(Raw records)
——————————
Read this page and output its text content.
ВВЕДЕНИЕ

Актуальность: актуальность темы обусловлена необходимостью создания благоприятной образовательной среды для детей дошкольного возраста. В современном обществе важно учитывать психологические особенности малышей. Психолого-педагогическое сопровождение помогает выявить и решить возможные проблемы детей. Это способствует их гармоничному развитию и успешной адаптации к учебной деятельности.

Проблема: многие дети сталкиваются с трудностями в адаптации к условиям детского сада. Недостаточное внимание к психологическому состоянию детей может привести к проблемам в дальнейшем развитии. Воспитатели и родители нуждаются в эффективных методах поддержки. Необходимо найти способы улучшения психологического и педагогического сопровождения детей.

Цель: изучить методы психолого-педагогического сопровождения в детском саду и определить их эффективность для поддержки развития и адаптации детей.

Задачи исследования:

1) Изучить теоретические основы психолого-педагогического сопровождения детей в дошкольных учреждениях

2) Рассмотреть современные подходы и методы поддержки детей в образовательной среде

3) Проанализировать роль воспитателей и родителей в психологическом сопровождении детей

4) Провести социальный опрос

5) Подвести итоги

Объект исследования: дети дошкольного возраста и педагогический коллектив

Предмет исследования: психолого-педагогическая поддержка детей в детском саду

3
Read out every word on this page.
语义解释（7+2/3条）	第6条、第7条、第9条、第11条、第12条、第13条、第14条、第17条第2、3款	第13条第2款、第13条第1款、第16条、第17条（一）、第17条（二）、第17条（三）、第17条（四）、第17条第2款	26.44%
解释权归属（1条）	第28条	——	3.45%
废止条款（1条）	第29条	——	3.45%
——————————
STATED PROBLEM:
Reproduce the entries above in full, verbatim.

TASK ANSWER:
Read this page and output its text content.
ВВЕДЕНИЕ

Актуальность: актуальность темы обусловлена необходимостью создания благоприятной образовательной среды для детей дошкольного возраста. В современном обществе важно учитывать психологические особенности малышей. Психолого-педагогическое сопровождение помогает выявить и решить возможные проблемы детей. Это способствует их гармоничному развитию и успешной адаптации к учебной деятельности.

Проблема: многие дети сталкиваются с трудностями в адаптации к условиям детского сада. Недостаточное внимание к психологическому состоянию детей может привести к проблемам в дальнейшем развитии. Воспитатели и родители нуждаются в эффективных методах поддержки. Необходимо найти способы улучшения психологического и педагогического сопровождения детей.

Цель: изучить методы психолого-педагогического сопровождения в детском саду и определить их эффективность для поддержки развития и адаптации детей.

Задачи исследования:

1) Изучить теоретические основы психолого-педагогического сопровождения детей в дошкольных учреждениях

2) Рассмотреть современные подходы и методы поддержки детей в образовательной среде

3) Проанализировать роль воспитателей и родителей в психологическом сопровождении детей

4) Провести социальный опрос

5) Подвести итоги

Объект исследования: дети дошкольного возраста и педагогический коллектив

Предмет исследования: психолого-педагогическая поддержка детей в детском саду

3
Read out every word on this page.
语义解释（7+2/3条）	第6条、第7条、第9条、第11条、第12条、第13条、第14条、第17条第2、3款	第13条第2款、第13条第1款、第16条、第17条（一）、第17条（二）、第17条（三）、第17条（四）、第17条第2款	26.44%
解释权归属（1条）	第28条	——	3.45%
废止条款（1条）	第29条	——	3.45%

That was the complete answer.